Your objective = Some lines of these records may hold the word "from"; state how many, using only the number.

Raw records =
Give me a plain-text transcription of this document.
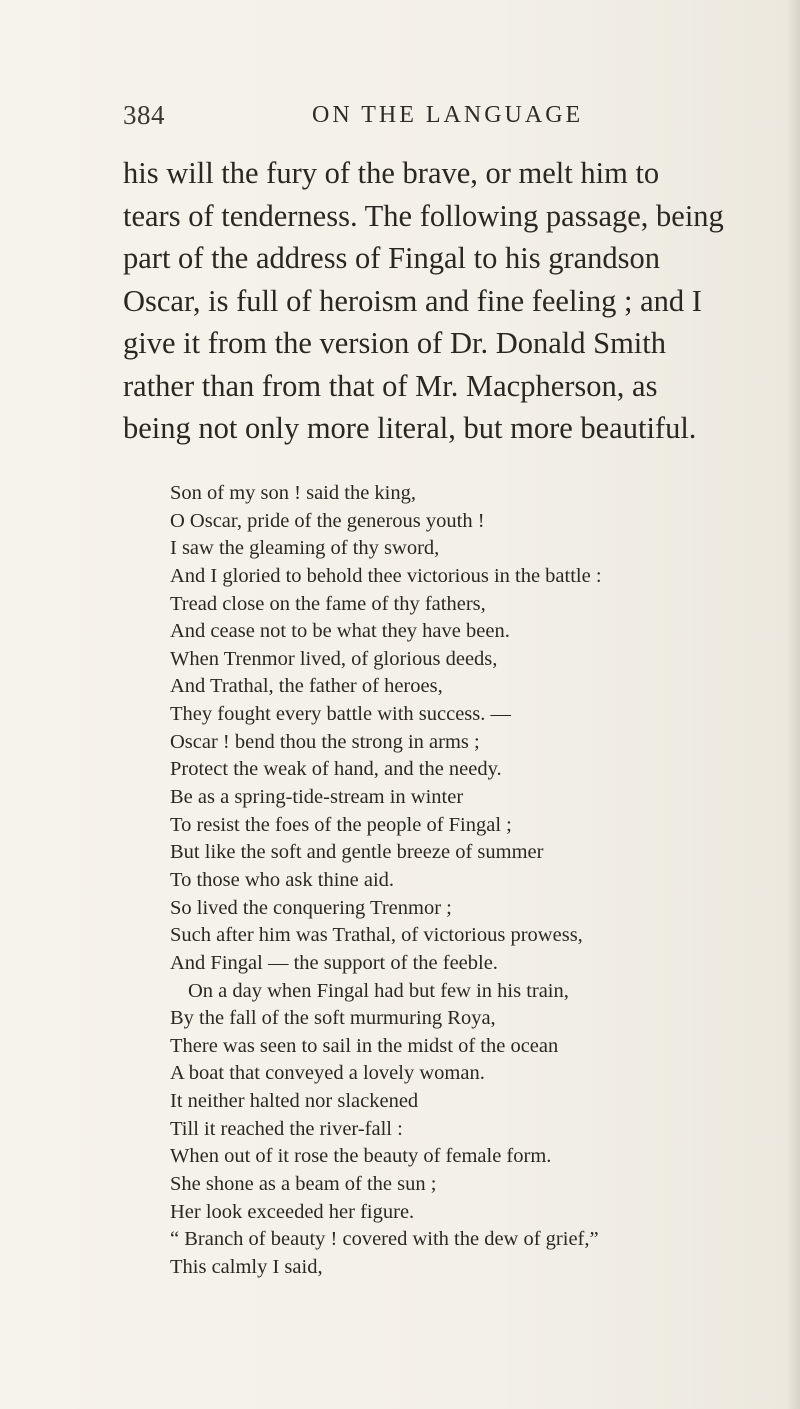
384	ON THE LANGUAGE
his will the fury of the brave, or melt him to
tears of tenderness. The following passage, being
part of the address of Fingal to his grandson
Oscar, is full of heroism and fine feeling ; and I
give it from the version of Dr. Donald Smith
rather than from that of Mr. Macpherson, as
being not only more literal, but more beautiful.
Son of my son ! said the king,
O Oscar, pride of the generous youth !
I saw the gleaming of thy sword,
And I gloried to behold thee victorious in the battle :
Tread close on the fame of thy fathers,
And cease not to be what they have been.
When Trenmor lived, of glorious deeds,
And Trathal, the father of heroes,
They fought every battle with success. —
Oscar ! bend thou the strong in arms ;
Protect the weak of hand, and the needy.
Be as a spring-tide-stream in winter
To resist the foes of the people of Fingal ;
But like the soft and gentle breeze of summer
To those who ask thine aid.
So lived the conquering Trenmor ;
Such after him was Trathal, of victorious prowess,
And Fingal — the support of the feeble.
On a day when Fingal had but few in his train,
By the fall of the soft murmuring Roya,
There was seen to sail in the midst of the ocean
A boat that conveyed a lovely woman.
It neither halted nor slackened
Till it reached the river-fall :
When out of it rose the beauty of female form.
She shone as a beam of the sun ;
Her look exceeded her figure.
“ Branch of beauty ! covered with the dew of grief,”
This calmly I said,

---

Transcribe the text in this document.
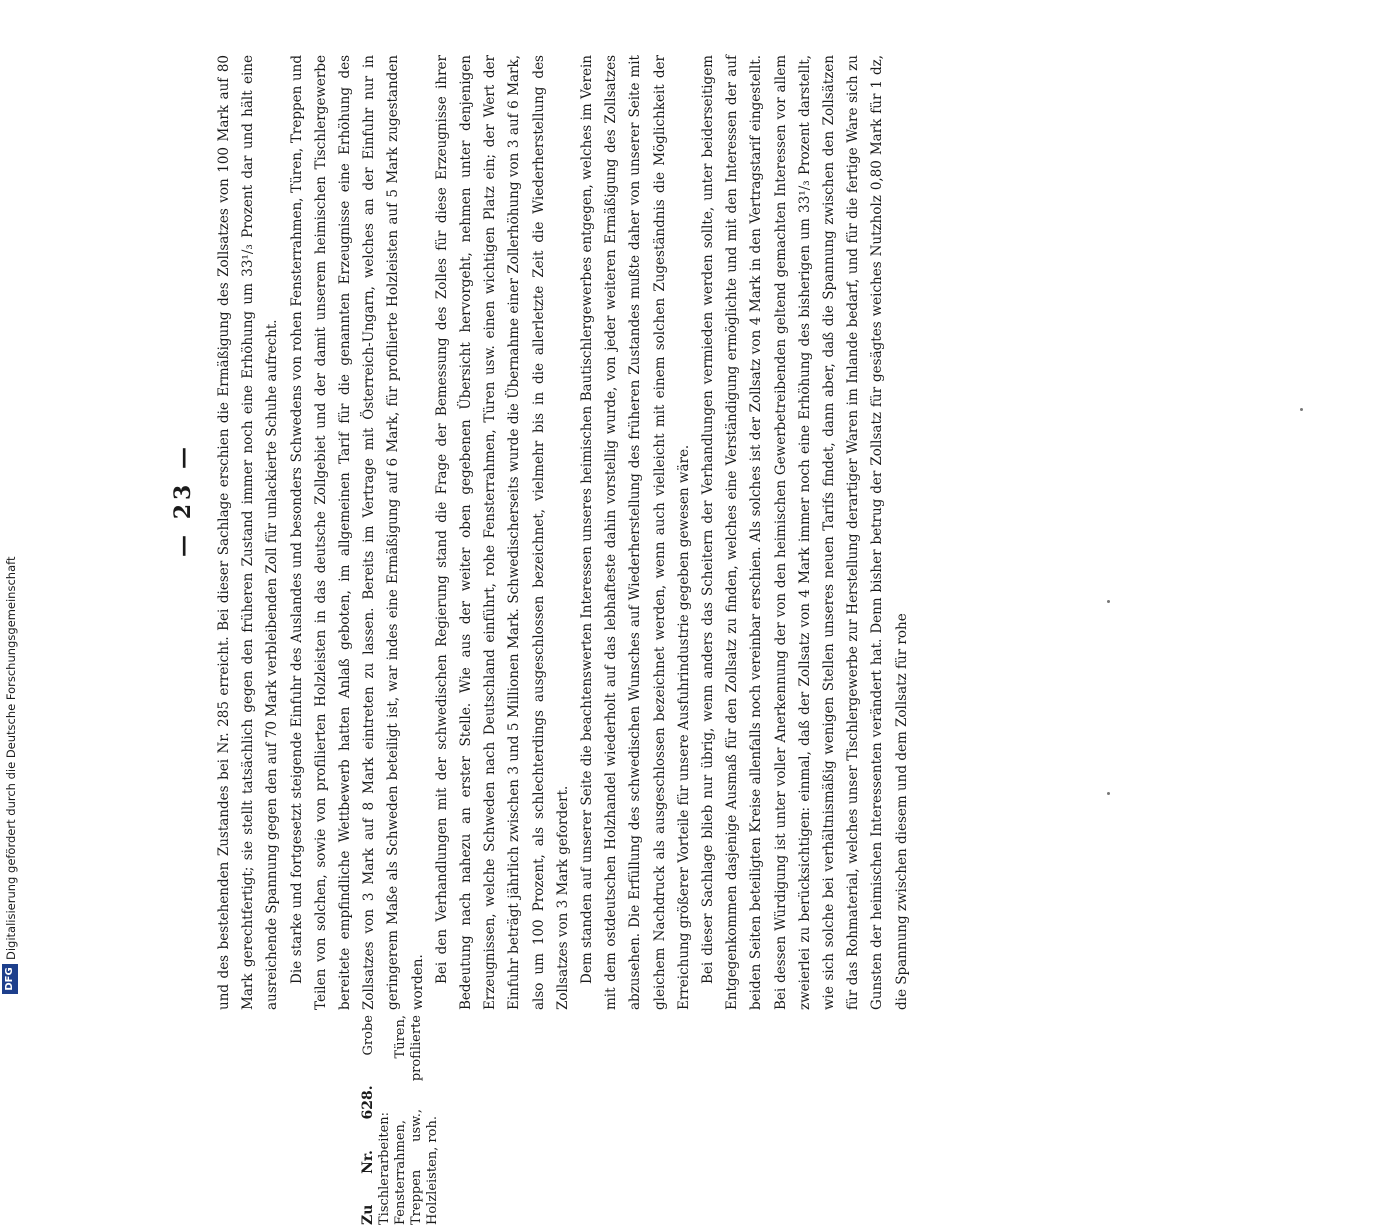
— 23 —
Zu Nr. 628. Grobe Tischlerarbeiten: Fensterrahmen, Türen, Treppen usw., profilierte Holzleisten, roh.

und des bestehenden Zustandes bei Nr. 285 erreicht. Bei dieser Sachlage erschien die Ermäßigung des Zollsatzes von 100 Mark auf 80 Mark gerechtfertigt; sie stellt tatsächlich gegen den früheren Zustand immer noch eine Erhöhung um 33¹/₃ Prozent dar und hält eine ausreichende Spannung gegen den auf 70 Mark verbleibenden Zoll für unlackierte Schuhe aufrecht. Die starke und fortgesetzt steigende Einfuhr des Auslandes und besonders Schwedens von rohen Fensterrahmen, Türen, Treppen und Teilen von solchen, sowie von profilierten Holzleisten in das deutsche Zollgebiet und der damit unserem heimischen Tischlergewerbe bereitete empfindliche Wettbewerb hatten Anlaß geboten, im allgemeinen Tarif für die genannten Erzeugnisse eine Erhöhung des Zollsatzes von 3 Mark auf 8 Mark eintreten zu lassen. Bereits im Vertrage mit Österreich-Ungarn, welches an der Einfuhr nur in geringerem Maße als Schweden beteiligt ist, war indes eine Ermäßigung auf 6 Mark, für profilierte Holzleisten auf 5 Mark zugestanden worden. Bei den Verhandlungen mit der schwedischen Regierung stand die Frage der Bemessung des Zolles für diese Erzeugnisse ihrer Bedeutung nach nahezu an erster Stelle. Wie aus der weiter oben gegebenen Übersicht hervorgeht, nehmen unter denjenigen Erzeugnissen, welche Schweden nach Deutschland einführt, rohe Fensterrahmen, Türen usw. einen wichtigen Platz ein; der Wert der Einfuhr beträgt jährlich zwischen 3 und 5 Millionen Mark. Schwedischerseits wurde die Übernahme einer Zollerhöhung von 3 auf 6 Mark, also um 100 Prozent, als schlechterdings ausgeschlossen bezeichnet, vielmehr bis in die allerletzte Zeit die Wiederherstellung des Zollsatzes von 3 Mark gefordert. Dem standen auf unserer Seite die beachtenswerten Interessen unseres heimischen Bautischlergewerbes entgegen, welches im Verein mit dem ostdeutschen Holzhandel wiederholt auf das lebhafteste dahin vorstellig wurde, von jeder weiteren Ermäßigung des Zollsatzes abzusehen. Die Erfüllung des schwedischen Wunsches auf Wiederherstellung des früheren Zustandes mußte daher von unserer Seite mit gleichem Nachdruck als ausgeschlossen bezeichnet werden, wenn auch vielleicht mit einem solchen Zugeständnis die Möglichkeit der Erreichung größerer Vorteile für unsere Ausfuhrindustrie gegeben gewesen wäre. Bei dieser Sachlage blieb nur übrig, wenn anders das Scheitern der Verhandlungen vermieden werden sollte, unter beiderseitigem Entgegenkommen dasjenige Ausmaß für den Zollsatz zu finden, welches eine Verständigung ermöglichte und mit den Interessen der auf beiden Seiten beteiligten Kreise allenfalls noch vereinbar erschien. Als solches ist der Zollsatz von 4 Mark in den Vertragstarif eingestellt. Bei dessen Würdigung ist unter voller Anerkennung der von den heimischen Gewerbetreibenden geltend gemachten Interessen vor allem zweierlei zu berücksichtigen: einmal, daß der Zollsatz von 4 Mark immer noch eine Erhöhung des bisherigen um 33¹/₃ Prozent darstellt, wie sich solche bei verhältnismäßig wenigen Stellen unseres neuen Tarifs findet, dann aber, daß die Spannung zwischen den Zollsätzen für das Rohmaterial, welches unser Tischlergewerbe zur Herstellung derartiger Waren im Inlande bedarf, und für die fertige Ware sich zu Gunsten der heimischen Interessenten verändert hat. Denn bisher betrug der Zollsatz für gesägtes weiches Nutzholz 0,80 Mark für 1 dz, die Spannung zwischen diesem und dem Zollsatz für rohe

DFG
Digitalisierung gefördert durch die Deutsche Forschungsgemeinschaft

--

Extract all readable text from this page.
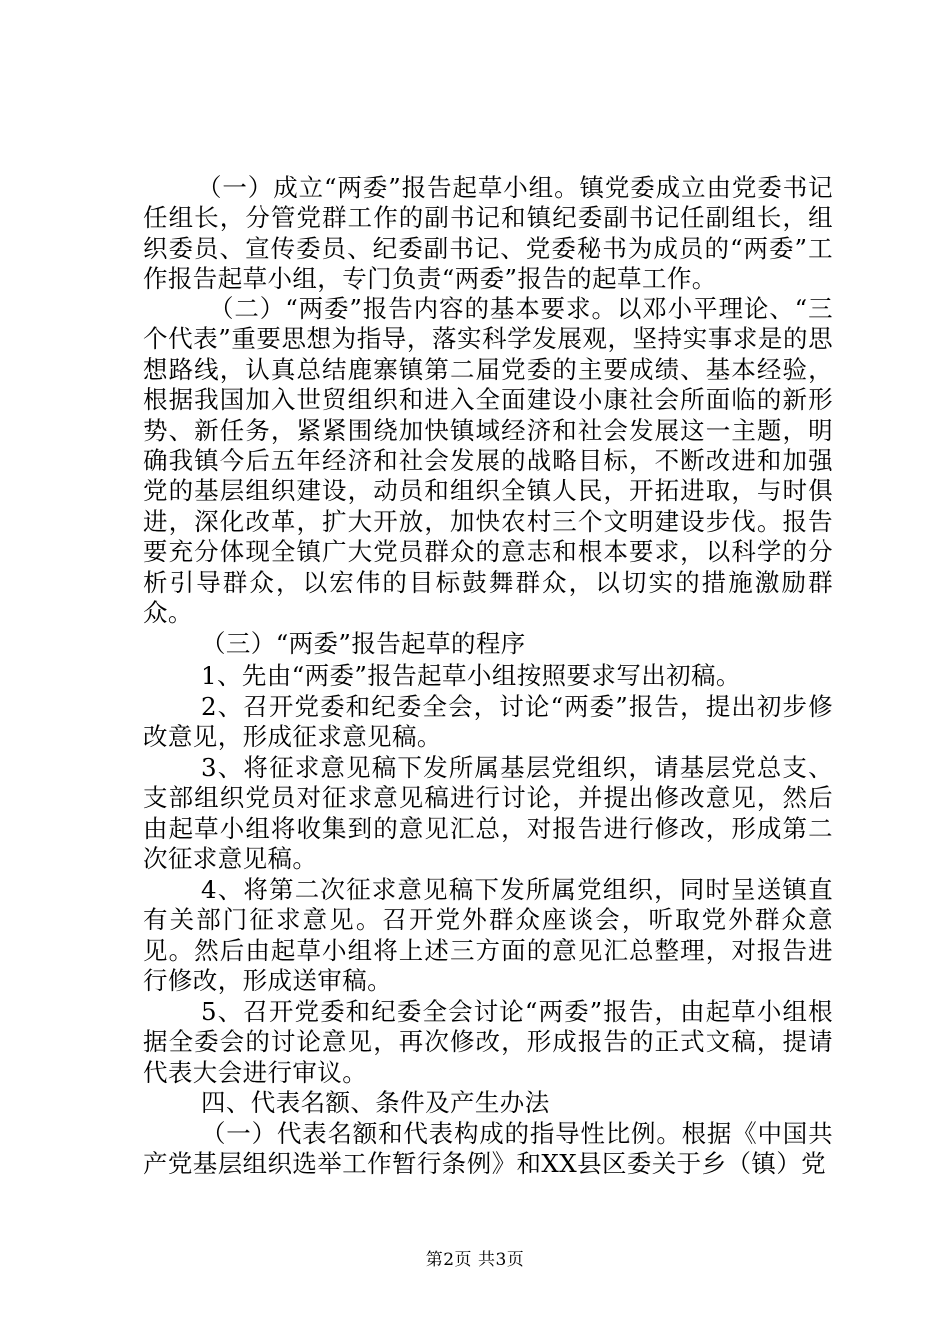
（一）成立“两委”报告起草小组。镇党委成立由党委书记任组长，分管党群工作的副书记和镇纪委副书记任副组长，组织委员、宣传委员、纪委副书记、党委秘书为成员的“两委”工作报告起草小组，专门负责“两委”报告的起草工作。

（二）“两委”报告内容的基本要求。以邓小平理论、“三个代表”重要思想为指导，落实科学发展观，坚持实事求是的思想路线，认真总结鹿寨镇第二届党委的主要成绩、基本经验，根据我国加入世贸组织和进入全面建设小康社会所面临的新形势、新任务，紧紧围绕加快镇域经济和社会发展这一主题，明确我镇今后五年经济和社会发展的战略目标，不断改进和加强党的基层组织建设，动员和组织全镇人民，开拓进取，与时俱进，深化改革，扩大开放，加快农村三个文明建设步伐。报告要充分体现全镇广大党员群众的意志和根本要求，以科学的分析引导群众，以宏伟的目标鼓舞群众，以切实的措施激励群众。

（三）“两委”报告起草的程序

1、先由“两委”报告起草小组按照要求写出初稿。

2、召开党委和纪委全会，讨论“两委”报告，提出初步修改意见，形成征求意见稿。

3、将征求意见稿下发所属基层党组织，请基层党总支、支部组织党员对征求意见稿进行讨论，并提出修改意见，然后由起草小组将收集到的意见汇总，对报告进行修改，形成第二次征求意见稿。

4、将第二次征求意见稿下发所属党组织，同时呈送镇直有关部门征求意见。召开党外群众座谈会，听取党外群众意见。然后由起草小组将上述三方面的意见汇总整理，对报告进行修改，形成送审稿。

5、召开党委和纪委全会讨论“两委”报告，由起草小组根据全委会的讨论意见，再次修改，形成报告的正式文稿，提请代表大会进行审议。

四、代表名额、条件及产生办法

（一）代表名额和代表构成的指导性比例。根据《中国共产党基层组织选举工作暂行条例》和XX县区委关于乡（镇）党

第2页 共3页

Response to this task = 3